## Begin Records for this task

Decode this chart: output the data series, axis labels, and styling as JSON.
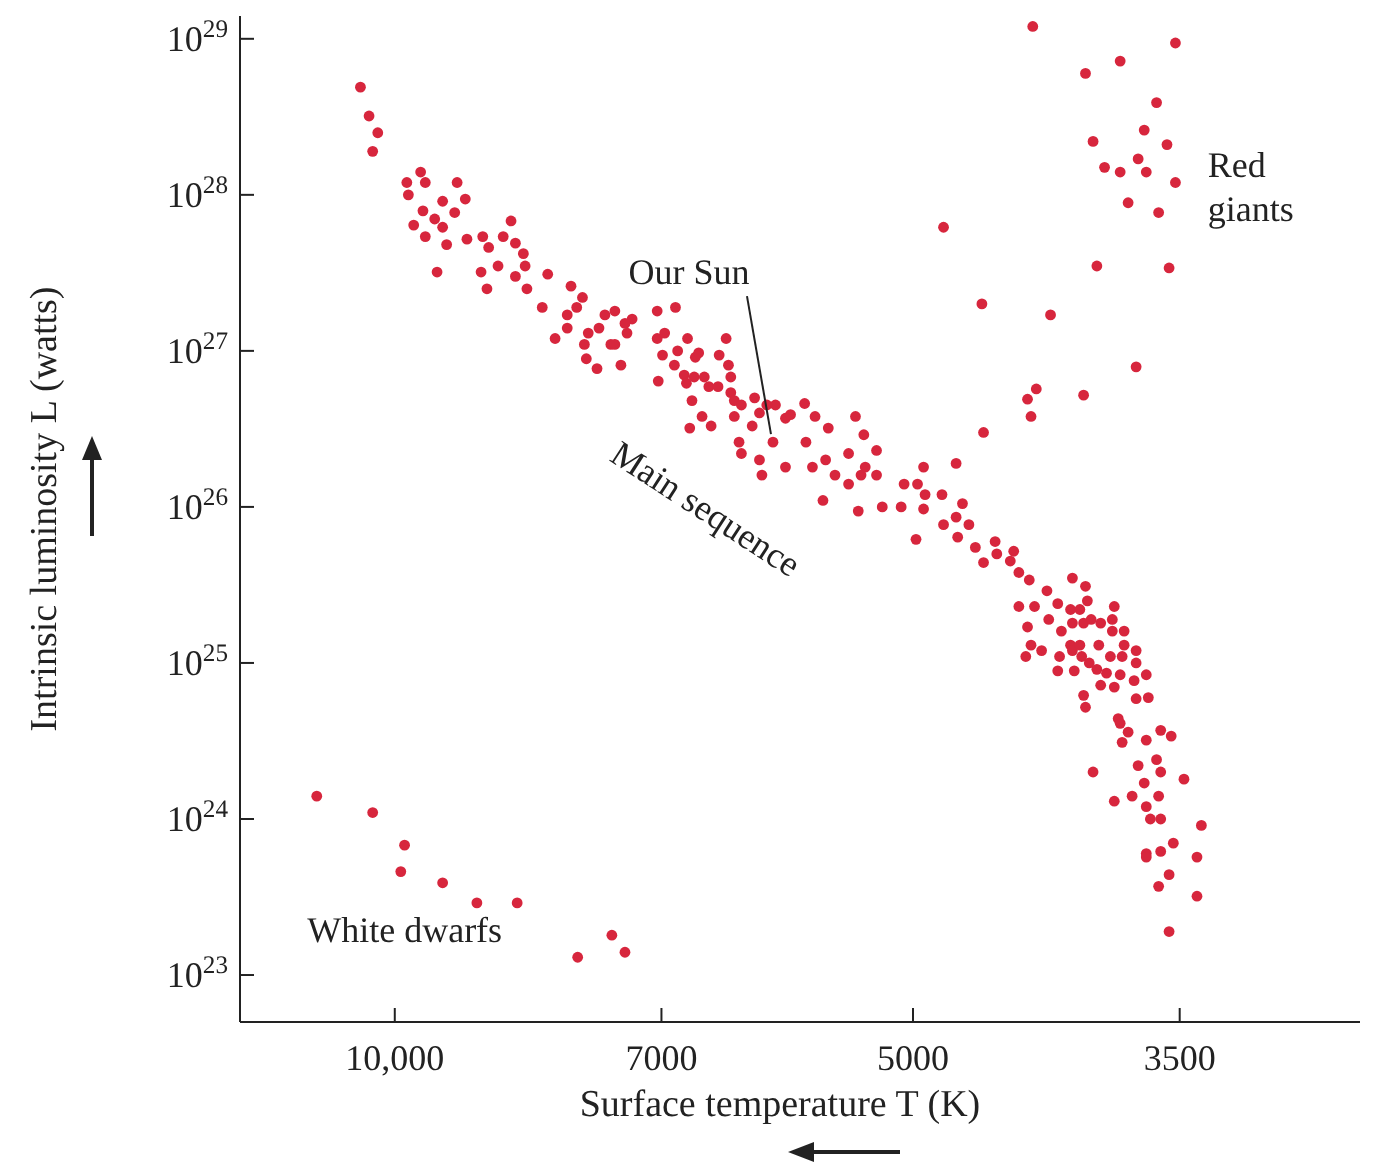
{
  "chart_data": {
    "type": "scatter",
    "xlabel": "Surface temperature T (K)",
    "ylabel": "Intrinsic luminosity L (watts)",
    "log": "xy",
    "marker": "circle",
    "xlim": [
      12300,
      2750
    ],
    "ylim": [
      5e+22,
      1.4e+29
    ],
    "xticks": [
      {
        "value": 10000,
        "label": "10,000"
      },
      7000,
      5000,
      3500
    ],
    "yticks": [
      {
        "value": 1e+23,
        "label": "10$^{23}$"
      },
      {
        "value": 1e+24,
        "label": "10$^{24}$"
      },
      {
        "value": 1e+25,
        "label": "10$^{25}$"
      },
      {
        "value": 1e+26,
        "label": "10$^{26}$"
      },
      {
        "value": 1e+27,
        "label": "10$^{27}$"
      },
      {
        "value": 1e+28,
        "label": "10$^{28}$"
      },
      {
        "value": 1e+29,
        "label": "10$^{29}$"
      }
    ],
    "annotations": [
      {
        "text": "Our Sun",
        "x": 6030,
        "y": 2.6e+26
      },
      "Main sequence",
      "Red giants",
      "White dwarfs"
    ],
    "x": [
      10470,
      10350,
      10230,
      10300,
      9660,
      9840,
      9600,
      9200,
      9820,
      9100,
      9380,
      9630,
      9230,
      9480,
      9750,
      9380,
      8560,
      9600,
      9080,
      8890,
      8650,
      9330,
      8820,
      8510,
      8420,
      8710,
      8400,
      9450,
      8910,
      8510,
      8150,
      8840,
      8380,
      7900,
      7780,
      8210,
      7840,
      7550,
      7450,
      7940,
      7280,
      7040,
      6870,
      7610,
      7350,
      7940,
      7720,
      7330,
      7040,
      6970,
      8070,
      7760,
      7490,
      7450,
      6760,
      6850,
      7740,
      6990,
      6690,
      6660,
      6480,
      6420,
      7630,
      7390,
      6880,
      6400,
      6790,
      6700,
      6610,
      7030,
      6380,
      6770,
      6570,
      6490,
      6380,
      6180,
      6350,
      6290,
      6720,
      6010,
      6080,
      5780,
      6140,
      5930,
      5890,
      5700,
      5400,
      6350,
      6630,
      6200,
      6550,
      6740,
      6030,
      5600,
      5340,
      6310,
      5770,
      6290,
      5250,
      5450,
      5620,
      6140,
      5330,
      5930,
      5720,
      6120,
      5550,
      5360,
      5250,
      5450,
      5060,
      4970,
      5640,
      5210,
      5080,
      5380,
      4930,
      4720,
      4920,
      4810,
      4930,
      4680,
      4720,
      4800,
      4640,
      4980,
      4710,
      4600,
      4480,
      4470,
      4550,
      4390,
      4370,
      4340,
      4280,
      4180,
      4340,
      4250,
      4120,
      4040,
      3970,
      3960,
      4050,
      4000,
      3820,
      4170,
      4040,
      3980,
      3940,
      3890,
      3830,
      3830,
      3770,
      4290,
      4100,
      4270,
      4210,
      4050,
      4040,
      4000,
      3900,
      3770,
      4300,
      4110,
      3990,
      3950,
      3840,
      3780,
      3710,
      3710,
      4120,
      4030,
      3910,
      3860,
      3790,
      3660,
      3890,
      3820,
      3720,
      3980,
      3970,
      3710,
      3650,
      3800,
      3790,
      3750,
      3780,
      3660,
      3590,
      3540,
      3700,
      3610,
      3590,
      3480,
      3930,
      3670,
      3730,
      3820,
      3600,
      3660,
      3640,
      3590,
      3400,
      3530,
      3660,
      3590,
      3660,
      3420,
      3550,
      3600,
      3420,
      3550,
      4260,
      3520,
      3790,
      3970,
      3610,
      3670,
      3930,
      3560,
      3700,
      3870,
      3790,
      3660,
      3520,
      3750,
      3600,
      4800,
      3910,
      3550,
      4560,
      4160,
      3710,
      4240,
      4290,
      3980,
      4270,
      4550,
      11100,
      10300,
      9870,
      9920,
      9380,
      8960,
      8490,
      7830,
      7480,
      7350
    ],
    "series": [
      {
        "color": "#d7263d",
        "values": [
          4.9e+28,
          3.2e+28,
          2.5e+28,
          1.9e+28,
          1.4e+28,
          1.2e+28,
          1.2e+28,
          1.2e+28,
          1e+28,
          9.4e+27,
          9.1e+27,
          7.9e+27,
          7.7e+27,
          7e+27,
          6.4e+27,
          6.2e+27,
          6.8e+27,
          5.4e+27,
          5.2e+27,
          5.4e+27,
          5.4e+27,
          4.8e+27,
          4.6e+27,
          4.9e+27,
          4.2e+27,
          3.5e+27,
          3.5e+27,
          3.2e+27,
          3.2e+27,
          3e+27,
          3.1e+27,
          2.5e+27,
          2.5e+27,
          2.6e+27,
          2.2e+27,
          1.9e+27,
          1.9e+27,
          1.7e+27,
          1.8e+27,
          1.7e+27,
          1.6e+27,
          1.8e+27,
          1.9e+27,
          1.4e+27,
          1.5e+27,
          1.4e+27,
          1.3e+27,
          1.3e+27,
          1.2e+27,
          1.3e+27,
          1.2e+27,
          1.1e+27,
          1.1e+27,
          1.1e+27,
          1.2e+27,
          1e+27,
          8.9e+26,
          9.4e+26,
          9.1e+26,
          9.7e+26,
          9.4e+26,
          1.2e+27,
          7.7e+26,
          8.1e+26,
          8.1e+26,
          8.1e+26,
          7e+26,
          6.8e+26,
          6.8e+26,
          6.4e+26,
          6.8e+26,
          6.2e+26,
          5.9e+26,
          5.9e+26,
          5.4e+26,
          5e+26,
          4.8e+26,
          4.5e+26,
          4.8e+26,
          4.5e+26,
          4.5e+26,
          4.6e+26,
          4e+26,
          3.7e+26,
          3.9e+26,
          3.8e+26,
          3.8e+26,
          3.8e+26,
          3.8e+26,
          3.3e+26,
          3.3e+26,
          3.2e+26,
          2.6e+26,
          3.2e+26,
          2.9e+26,
          2.6e+26,
          2.6e+26,
          2.2e+26,
          2.3e+26,
          2.2e+26,
          2e+26,
          2e+26,
          1.8e+26,
          1.8e+26,
          1.8e+26,
          1.6e+26,
          1.6e+26,
          1.6e+26,
          1.6e+26,
          1.4e+26,
          1.4e+26,
          1.4e+26,
          1.1e+26,
          1e+26,
          1e+26,
          9.4e+25,
          1.8e+26,
          1.9e+26,
          1.2e+26,
          1.2e+26,
          9.7e+25,
          1.05e+26,
          8.6e+25,
          7.7e+25,
          7.7e+25,
          6.2e+25,
          6.4e+25,
          5.5e+25,
          6e+25,
          5e+25,
          4.4e+25,
          4.5e+25,
          5.2e+25,
          3.8e+25,
          3.4e+25,
          2.9e+25,
          2.3e+25,
          2.3e+25,
          2.4e+25,
          3.5e+25,
          3.1e+25,
          2.5e+25,
          2.2e+25,
          2.2e+25,
          2.3e+25,
          1.9e+25,
          1.8e+25,
          1.8e+25,
          1.9e+25,
          1.8e+25,
          1.9e+25,
          1.6e+25,
          1.6e+25,
          1.7e+25,
          1.6e+25,
          1.3e+25,
          1.2e+25,
          1.3e+25,
          1.2e+25,
          1.3e+25,
          1.3e+25,
          1.3e+25,
          1.1e+25,
          1.1e+25,
          1.1e+25,
          1e+25,
          1.1e+25,
          1.1e+25,
          1.2e+25,
          1e+25,
          8.9e+24,
          8.9e+24,
          9.1e+24,
          8.6e+24,
          8.4e+24,
          8.4e+24,
          7.2e+24,
          7e+24,
          7.7e+24,
          6.2e+24,
          5.2e+24,
          5.9e+24,
          6e+24,
          4.4e+24,
          4.1e+24,
          3.6e+24,
          3.1e+24,
          3.2e+24,
          3.7e+24,
          3.4e+24,
          2.2e+24,
          2.4e+24,
          2e+24,
          1.8e+24,
          2e+24,
          1.7e+24,
          1.4e+24,
          1.3e+24,
          1.4e+24,
          1.2e+24,
          1e+24,
          1e+24,
          9.1e+23,
          7e+23,
          6e+23,
          6.2e+23,
          5.7e+23,
          5.7e+23,
          4.4e+23,
          3.7e+23,
          3.2e+23,
          1.9e+23,
          1.2e+29,
          9.4e+28,
          7.2e+28,
          6e+28,
          3.9e+28,
          2.6e+28,
          2.2e+28,
          2.1e+28,
          1.7e+28,
          1.5e+28,
          1.4e+28,
          1.4e+28,
          1.2e+28,
          8.9e+27,
          7.7e+27,
          6.2e+27,
          3.5e+27,
          3.4e+27,
          2e+27,
          1.7e+27,
          7.9e+26,
          5.7e+26,
          4.9e+26,
          5.2e+26,
          3.8e+26,
          3e+26,
          1.4e+24,
          1.1e+24,
          6.8e+23,
          4.6e+23,
          3.9e+23,
          2.9e+23,
          2.9e+23,
          1.3e+23,
          1.8e+23,
          1.4e+23
        ]
      }
    ]
  }
}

## End Records for this task

Brief: Write the number of lines containing the word "series" and nothing besides it.

Result of this exercise: 2